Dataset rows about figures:
* start *

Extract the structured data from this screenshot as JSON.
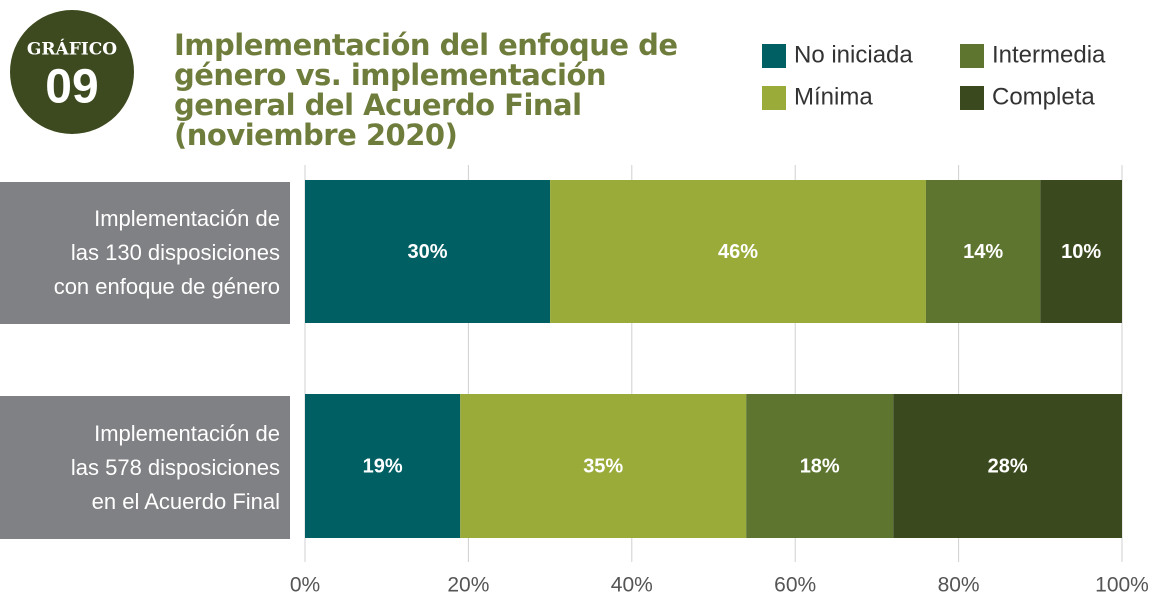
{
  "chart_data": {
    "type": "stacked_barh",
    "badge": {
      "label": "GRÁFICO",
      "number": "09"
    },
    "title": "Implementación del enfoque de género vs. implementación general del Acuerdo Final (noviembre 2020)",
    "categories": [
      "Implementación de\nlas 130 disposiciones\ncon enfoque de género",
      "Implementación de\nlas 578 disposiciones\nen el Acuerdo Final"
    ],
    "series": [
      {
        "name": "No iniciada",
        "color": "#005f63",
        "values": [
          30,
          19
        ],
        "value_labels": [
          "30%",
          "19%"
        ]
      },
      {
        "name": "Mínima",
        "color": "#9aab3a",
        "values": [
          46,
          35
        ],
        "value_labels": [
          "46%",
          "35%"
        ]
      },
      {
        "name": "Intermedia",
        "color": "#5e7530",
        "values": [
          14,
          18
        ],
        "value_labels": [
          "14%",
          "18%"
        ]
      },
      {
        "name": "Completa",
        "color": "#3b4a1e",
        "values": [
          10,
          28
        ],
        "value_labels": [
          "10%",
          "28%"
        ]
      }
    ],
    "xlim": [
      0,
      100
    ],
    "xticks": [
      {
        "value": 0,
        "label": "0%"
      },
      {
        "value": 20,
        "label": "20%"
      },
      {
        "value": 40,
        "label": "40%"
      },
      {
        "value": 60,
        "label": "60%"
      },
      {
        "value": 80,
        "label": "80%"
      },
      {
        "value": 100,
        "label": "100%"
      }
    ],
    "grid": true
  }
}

* end *

In the material above, how many lines hold the word "Implementación"? Say only the number.

3